─── Given entries ───

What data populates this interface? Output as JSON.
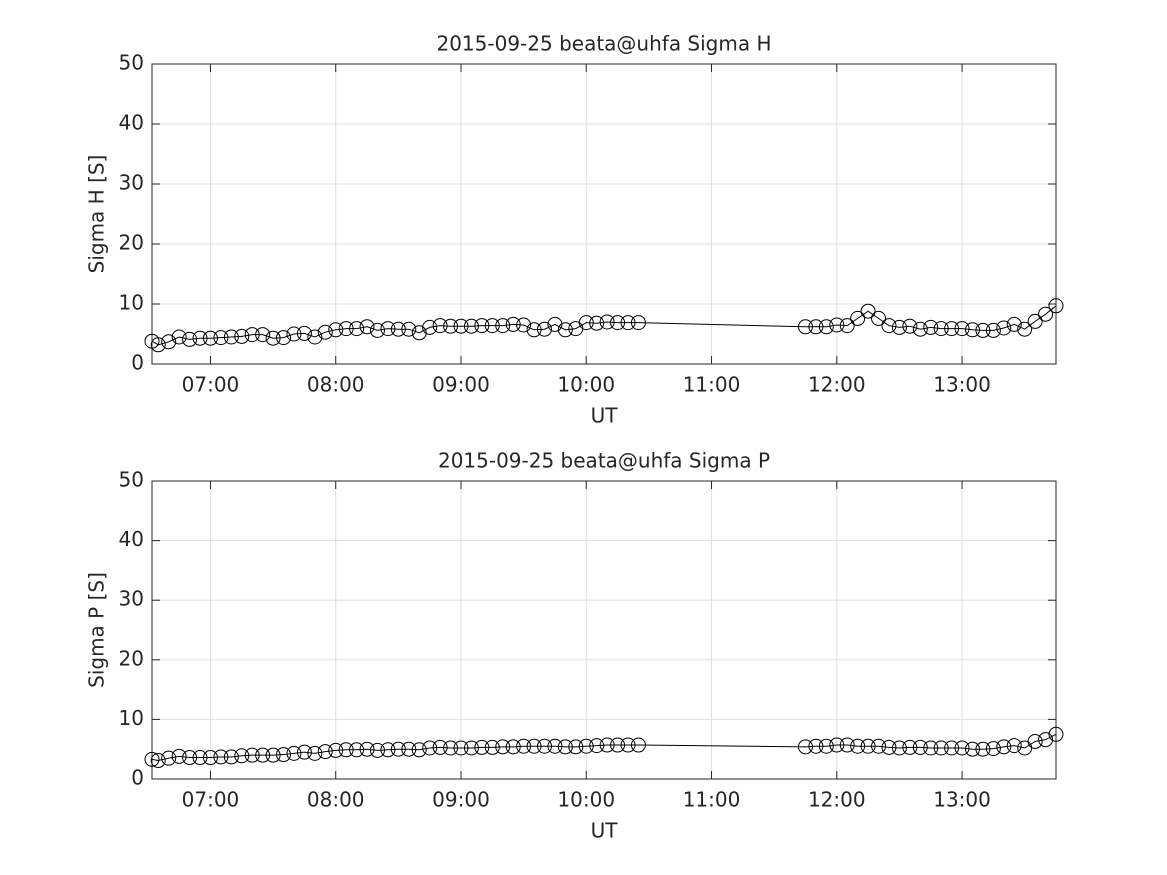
{
  "chart_data": [
    {
      "type": "line",
      "title": "2015-09-25  beata@uhfa Sigma H",
      "xlabel": "UT",
      "ylabel": "Sigma H [S]",
      "x": [
        "06:32",
        "06:35",
        "06:40",
        "06:45",
        "06:50",
        "06:55",
        "07:00",
        "07:05",
        "07:10",
        "07:15",
        "07:20",
        "07:25",
        "07:30",
        "07:35",
        "07:40",
        "07:45",
        "07:50",
        "07:55",
        "08:00",
        "08:05",
        "08:10",
        "08:15",
        "08:20",
        "08:25",
        "08:30",
        "08:35",
        "08:40",
        "08:45",
        "08:50",
        "08:55",
        "09:00",
        "09:05",
        "09:10",
        "09:15",
        "09:20",
        "09:25",
        "09:30",
        "09:35",
        "09:40",
        "09:45",
        "09:50",
        "09:55",
        "10:00",
        "10:05",
        "10:10",
        "10:15",
        "10:20",
        "10:25",
        "11:45",
        "11:50",
        "11:55",
        "12:00",
        "12:05",
        "12:10",
        "12:15",
        "12:20",
        "12:25",
        "12:30",
        "12:35",
        "12:40",
        "12:45",
        "12:50",
        "12:55",
        "13:00",
        "13:05",
        "13:10",
        "13:15",
        "13:20",
        "13:25",
        "13:30",
        "13:35",
        "13:40",
        "13:45"
      ],
      "values": [
        3.8,
        3.2,
        3.7,
        4.5,
        4.1,
        4.3,
        4.3,
        4.4,
        4.5,
        4.6,
        4.9,
        4.9,
        4.3,
        4.4,
        5.0,
        5.1,
        4.5,
        5.3,
        5.7,
        5.9,
        5.9,
        6.2,
        5.6,
        5.9,
        5.8,
        5.8,
        5.2,
        6.1,
        6.4,
        6.3,
        6.3,
        6.3,
        6.4,
        6.4,
        6.4,
        6.6,
        6.5,
        5.7,
        5.8,
        6.6,
        5.7,
        5.9,
        6.9,
        6.8,
        7.0,
        6.9,
        6.9,
        6.9,
        6.2,
        6.2,
        6.2,
        6.5,
        6.4,
        7.6,
        8.8,
        7.6,
        6.4,
        6.1,
        6.3,
        5.8,
        6.1,
        5.9,
        5.9,
        5.9,
        5.7,
        5.6,
        5.6,
        6.0,
        6.6,
        5.8,
        7.1,
        8.3,
        9.7
      ],
      "color": "#000000",
      "marker": "circle",
      "grid": true,
      "xlim": [
        "06:32",
        "13:45"
      ],
      "xticks": [
        "07:00",
        "08:00",
        "09:00",
        "10:00",
        "11:00",
        "12:00",
        "13:00"
      ],
      "ylim": [
        0,
        50
      ],
      "yticks": [
        0,
        10,
        20,
        30,
        40,
        50
      ]
    },
    {
      "type": "line",
      "title": "2015-09-25  beata@uhfa Sigma P",
      "xlabel": "UT",
      "ylabel": "Sigma P [S]",
      "x": [
        "06:32",
        "06:35",
        "06:40",
        "06:45",
        "06:50",
        "06:55",
        "07:00",
        "07:05",
        "07:10",
        "07:15",
        "07:20",
        "07:25",
        "07:30",
        "07:35",
        "07:40",
        "07:45",
        "07:50",
        "07:55",
        "08:00",
        "08:05",
        "08:10",
        "08:15",
        "08:20",
        "08:25",
        "08:30",
        "08:35",
        "08:40",
        "08:45",
        "08:50",
        "08:55",
        "09:00",
        "09:05",
        "09:10",
        "09:15",
        "09:20",
        "09:25",
        "09:30",
        "09:35",
        "09:40",
        "09:45",
        "09:50",
        "09:55",
        "10:00",
        "10:05",
        "10:10",
        "10:15",
        "10:20",
        "10:25",
        "11:45",
        "11:50",
        "11:55",
        "12:00",
        "12:05",
        "12:10",
        "12:15",
        "12:20",
        "12:25",
        "12:30",
        "12:35",
        "12:40",
        "12:45",
        "12:50",
        "12:55",
        "13:00",
        "13:05",
        "13:10",
        "13:15",
        "13:20",
        "13:25",
        "13:30",
        "13:35",
        "13:40",
        "13:45"
      ],
      "values": [
        3.3,
        3.1,
        3.5,
        3.8,
        3.6,
        3.6,
        3.6,
        3.7,
        3.7,
        3.9,
        4.0,
        4.0,
        4.0,
        4.1,
        4.3,
        4.5,
        4.3,
        4.6,
        4.8,
        4.9,
        4.9,
        5.0,
        4.8,
        4.9,
        5.0,
        5.0,
        4.9,
        5.2,
        5.3,
        5.2,
        5.2,
        5.2,
        5.3,
        5.3,
        5.4,
        5.4,
        5.5,
        5.5,
        5.5,
        5.5,
        5.4,
        5.4,
        5.5,
        5.6,
        5.7,
        5.7,
        5.7,
        5.7,
        5.4,
        5.5,
        5.5,
        5.7,
        5.7,
        5.5,
        5.5,
        5.5,
        5.3,
        5.2,
        5.3,
        5.3,
        5.2,
        5.2,
        5.2,
        5.2,
        5.0,
        5.0,
        5.1,
        5.4,
        5.6,
        5.2,
        6.3,
        6.6,
        7.5
      ],
      "color": "#000000",
      "marker": "circle",
      "grid": true,
      "xlim": [
        "06:32",
        "13:45"
      ],
      "xticks": [
        "07:00",
        "08:00",
        "09:00",
        "10:00",
        "11:00",
        "12:00",
        "13:00"
      ],
      "ylim": [
        0,
        50
      ],
      "yticks": [
        0,
        10,
        20,
        30,
        40,
        50
      ]
    }
  ]
}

───

The word "Sigma" appears in how many lines of the data? Answer with only the number.

4